How many of the lines that follow contain the word "teach"? Give only the number.
** begin DATA SUPPLIED **
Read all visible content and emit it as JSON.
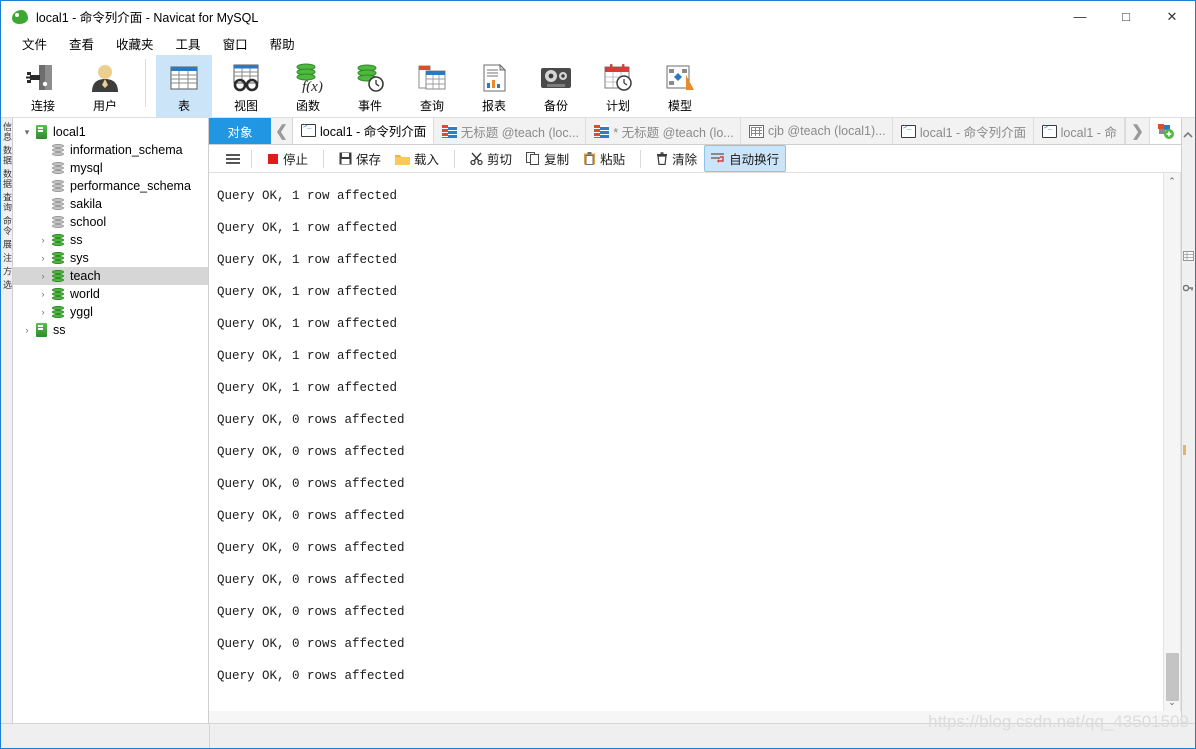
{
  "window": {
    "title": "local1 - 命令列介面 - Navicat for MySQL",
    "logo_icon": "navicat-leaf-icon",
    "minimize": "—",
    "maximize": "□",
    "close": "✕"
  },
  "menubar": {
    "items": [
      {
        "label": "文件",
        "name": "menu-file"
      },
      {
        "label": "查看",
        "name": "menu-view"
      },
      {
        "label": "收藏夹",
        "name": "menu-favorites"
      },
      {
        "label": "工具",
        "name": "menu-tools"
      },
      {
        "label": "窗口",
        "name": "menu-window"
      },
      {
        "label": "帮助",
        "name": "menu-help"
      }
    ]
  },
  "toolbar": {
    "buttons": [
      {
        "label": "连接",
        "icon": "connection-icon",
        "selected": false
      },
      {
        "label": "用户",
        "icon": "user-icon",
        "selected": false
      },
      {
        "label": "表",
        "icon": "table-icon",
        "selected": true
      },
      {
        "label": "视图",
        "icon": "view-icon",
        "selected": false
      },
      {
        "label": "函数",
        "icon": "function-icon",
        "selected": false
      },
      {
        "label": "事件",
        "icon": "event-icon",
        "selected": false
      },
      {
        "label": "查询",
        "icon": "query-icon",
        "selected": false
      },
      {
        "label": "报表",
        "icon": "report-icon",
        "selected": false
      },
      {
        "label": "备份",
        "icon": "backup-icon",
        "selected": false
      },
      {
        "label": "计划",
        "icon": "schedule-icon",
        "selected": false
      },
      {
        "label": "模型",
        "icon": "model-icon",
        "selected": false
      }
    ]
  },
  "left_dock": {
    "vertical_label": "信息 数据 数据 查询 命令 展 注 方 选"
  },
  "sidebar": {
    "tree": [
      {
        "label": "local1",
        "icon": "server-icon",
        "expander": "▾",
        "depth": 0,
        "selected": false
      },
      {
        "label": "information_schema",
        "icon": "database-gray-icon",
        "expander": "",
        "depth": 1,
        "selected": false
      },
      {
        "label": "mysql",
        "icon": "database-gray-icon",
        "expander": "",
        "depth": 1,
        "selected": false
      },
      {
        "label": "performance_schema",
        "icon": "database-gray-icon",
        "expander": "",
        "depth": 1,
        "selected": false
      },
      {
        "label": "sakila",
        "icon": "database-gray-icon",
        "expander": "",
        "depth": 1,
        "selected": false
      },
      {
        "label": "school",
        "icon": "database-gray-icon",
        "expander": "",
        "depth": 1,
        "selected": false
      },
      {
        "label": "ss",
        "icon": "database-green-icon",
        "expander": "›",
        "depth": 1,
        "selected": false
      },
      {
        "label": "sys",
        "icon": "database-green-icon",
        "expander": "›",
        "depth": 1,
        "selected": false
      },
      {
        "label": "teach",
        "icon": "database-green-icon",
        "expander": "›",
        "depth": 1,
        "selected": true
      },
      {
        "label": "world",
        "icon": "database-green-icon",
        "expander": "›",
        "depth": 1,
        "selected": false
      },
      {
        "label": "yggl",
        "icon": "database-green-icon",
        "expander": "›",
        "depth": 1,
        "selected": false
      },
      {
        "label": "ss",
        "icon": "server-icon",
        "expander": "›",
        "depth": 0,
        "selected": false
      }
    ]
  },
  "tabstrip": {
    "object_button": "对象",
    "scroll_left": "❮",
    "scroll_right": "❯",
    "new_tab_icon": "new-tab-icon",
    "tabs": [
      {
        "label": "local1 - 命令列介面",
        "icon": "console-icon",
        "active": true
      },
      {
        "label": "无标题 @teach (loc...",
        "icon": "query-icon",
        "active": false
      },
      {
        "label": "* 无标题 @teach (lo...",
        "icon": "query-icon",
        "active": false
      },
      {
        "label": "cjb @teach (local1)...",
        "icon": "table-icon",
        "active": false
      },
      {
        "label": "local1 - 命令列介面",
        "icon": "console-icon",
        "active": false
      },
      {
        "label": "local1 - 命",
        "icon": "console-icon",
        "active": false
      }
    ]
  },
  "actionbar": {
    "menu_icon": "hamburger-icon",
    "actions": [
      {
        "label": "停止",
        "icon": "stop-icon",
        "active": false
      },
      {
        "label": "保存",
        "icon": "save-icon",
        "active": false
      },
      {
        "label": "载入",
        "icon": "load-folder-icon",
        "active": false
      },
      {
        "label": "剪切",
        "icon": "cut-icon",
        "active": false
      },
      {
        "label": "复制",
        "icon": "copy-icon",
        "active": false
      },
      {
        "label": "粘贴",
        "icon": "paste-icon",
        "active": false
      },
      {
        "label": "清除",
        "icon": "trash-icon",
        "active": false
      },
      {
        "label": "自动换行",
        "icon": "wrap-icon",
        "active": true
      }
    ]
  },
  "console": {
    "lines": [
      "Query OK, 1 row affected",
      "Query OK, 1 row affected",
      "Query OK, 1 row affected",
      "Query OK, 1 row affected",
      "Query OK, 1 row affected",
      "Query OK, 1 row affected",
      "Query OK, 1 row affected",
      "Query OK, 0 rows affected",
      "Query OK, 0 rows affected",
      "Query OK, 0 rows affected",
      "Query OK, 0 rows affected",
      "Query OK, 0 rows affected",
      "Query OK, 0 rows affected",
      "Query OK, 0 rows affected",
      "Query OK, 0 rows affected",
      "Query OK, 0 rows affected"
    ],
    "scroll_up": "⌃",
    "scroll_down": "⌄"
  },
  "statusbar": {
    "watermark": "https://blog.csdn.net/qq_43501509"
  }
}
** end DATA SUPPLIED **
** begin DATA SUPPLIED **
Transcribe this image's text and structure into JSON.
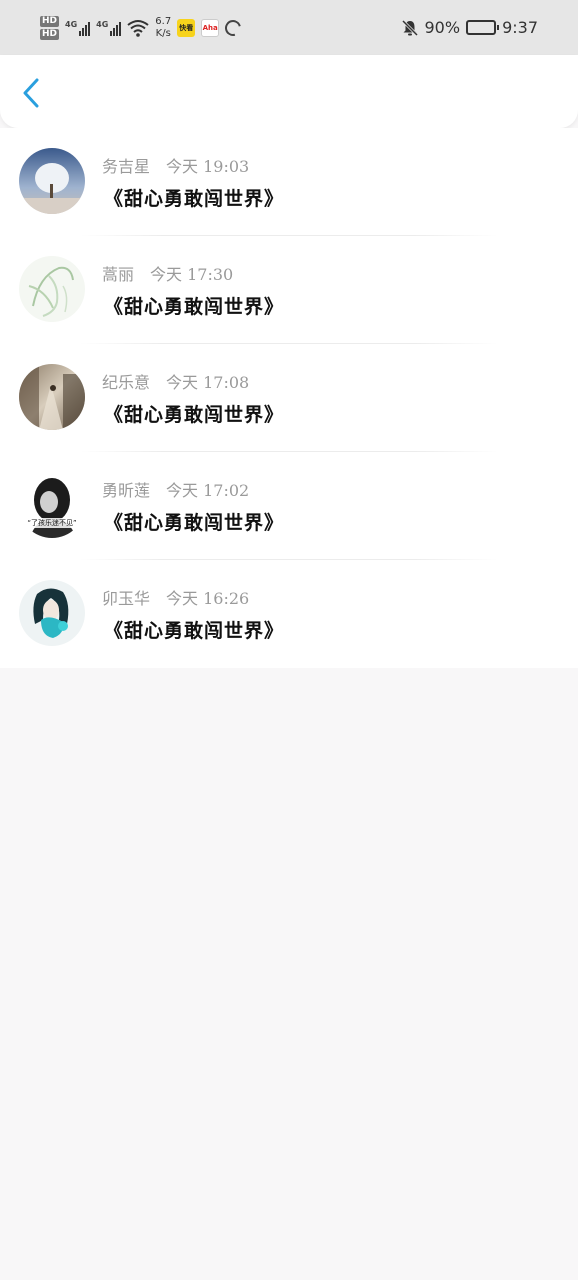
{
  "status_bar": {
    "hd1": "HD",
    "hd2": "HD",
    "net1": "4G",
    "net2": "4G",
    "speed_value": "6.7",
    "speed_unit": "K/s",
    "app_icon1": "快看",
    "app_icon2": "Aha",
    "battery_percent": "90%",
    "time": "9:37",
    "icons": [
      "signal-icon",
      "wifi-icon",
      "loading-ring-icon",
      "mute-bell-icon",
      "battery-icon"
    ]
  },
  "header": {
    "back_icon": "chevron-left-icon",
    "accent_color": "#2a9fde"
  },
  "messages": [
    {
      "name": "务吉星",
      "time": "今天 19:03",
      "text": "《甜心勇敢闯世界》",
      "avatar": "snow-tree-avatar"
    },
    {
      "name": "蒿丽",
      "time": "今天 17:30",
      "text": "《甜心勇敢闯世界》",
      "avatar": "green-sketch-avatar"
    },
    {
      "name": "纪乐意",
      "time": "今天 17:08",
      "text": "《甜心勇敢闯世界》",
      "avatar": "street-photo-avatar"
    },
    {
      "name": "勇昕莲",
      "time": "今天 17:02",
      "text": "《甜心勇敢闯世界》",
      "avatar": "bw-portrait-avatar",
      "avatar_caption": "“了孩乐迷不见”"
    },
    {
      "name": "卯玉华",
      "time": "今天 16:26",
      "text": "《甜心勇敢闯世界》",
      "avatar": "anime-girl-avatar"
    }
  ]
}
** end DATA SUPPLIED **
OUTPUT FOR THIS TASK. 4